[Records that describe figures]
────

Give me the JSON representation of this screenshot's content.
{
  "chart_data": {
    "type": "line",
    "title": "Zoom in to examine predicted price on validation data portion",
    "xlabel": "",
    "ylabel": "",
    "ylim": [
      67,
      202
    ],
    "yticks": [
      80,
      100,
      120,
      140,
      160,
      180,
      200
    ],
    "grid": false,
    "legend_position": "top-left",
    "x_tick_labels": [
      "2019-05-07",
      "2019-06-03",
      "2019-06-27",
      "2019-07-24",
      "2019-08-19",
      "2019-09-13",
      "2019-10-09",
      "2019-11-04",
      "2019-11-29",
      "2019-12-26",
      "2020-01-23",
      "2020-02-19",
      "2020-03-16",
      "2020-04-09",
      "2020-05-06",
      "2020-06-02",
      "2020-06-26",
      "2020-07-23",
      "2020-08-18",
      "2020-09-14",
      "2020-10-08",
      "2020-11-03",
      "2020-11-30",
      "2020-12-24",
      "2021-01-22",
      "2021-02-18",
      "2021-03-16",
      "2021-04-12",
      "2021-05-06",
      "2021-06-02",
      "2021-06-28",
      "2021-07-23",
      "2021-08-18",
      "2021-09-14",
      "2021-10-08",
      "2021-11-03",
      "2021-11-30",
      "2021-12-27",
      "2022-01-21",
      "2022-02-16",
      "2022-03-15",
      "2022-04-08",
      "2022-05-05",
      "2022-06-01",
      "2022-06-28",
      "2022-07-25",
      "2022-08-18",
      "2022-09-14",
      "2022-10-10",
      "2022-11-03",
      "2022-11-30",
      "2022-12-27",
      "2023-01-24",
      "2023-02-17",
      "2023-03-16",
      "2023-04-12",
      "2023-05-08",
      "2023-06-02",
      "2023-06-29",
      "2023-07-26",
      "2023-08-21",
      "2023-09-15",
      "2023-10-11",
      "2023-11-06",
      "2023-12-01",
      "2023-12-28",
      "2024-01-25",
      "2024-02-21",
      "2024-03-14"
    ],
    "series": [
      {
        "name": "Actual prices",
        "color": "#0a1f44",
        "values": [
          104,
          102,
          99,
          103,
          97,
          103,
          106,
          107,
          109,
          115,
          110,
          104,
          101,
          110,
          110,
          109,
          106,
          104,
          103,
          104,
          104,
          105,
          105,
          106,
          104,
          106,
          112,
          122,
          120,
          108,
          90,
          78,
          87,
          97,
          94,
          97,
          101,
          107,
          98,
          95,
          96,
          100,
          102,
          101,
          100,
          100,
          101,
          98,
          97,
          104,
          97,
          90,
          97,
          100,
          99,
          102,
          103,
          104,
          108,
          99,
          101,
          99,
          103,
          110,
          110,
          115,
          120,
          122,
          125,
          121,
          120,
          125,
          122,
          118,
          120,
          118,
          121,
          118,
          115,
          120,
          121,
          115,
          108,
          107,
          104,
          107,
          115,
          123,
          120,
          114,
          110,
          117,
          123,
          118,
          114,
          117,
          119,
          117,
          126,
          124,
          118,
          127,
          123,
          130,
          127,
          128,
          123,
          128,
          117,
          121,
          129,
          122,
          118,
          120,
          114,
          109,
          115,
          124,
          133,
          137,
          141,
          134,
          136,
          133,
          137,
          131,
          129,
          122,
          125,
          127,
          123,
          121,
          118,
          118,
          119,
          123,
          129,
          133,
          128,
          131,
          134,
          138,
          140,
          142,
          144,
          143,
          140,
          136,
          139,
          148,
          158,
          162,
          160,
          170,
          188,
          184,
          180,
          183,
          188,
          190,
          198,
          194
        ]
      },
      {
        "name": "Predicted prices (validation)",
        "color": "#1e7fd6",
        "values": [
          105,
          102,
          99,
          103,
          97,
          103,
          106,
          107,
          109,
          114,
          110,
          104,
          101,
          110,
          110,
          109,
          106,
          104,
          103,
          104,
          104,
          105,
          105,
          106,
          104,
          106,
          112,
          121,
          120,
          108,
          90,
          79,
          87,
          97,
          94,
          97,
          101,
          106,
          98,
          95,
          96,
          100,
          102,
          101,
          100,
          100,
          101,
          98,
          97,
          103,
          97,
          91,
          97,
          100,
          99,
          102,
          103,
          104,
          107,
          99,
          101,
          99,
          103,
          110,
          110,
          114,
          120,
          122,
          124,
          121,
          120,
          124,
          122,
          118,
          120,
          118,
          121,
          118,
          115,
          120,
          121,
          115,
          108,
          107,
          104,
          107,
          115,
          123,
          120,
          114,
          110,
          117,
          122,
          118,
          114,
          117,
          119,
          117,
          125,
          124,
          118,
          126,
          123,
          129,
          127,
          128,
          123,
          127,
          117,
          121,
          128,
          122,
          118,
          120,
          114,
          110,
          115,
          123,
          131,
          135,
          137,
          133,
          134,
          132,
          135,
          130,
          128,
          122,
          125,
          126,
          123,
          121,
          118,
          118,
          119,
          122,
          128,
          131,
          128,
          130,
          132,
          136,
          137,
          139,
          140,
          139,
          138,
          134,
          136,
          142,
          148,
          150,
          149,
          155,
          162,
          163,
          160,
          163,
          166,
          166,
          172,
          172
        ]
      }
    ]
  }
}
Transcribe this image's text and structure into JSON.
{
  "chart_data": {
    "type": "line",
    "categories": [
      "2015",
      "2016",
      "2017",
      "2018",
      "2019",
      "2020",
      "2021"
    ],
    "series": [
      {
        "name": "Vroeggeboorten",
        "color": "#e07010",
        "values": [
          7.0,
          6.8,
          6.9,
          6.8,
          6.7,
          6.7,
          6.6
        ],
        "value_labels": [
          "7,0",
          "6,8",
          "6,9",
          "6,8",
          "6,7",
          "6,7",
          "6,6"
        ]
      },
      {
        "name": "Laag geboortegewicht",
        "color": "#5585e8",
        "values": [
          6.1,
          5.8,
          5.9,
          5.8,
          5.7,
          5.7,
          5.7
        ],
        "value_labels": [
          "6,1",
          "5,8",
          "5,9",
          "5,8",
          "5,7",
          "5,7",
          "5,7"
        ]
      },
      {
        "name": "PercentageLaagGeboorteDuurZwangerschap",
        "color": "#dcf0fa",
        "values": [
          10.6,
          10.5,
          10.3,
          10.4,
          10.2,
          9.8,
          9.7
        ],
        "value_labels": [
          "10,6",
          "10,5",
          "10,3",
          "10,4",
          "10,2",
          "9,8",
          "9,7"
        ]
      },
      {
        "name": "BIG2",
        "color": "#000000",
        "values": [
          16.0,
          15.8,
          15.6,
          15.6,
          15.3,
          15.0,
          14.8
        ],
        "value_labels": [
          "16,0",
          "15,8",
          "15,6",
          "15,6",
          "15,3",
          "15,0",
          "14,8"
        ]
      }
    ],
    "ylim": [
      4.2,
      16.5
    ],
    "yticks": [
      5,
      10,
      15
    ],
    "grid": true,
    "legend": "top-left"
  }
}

────

## [GOAL OF THE EXERCISE]
Report every line containing the word "color" from the listing above.

## [COMPLETED EXERCISE]
        "color": "#0a1f44",
        "color": "#1e7fd6",
        "color": "#e07010",
        "color": "#5585e8",
        "color": "#dcf0fa",
        "color": "#000000",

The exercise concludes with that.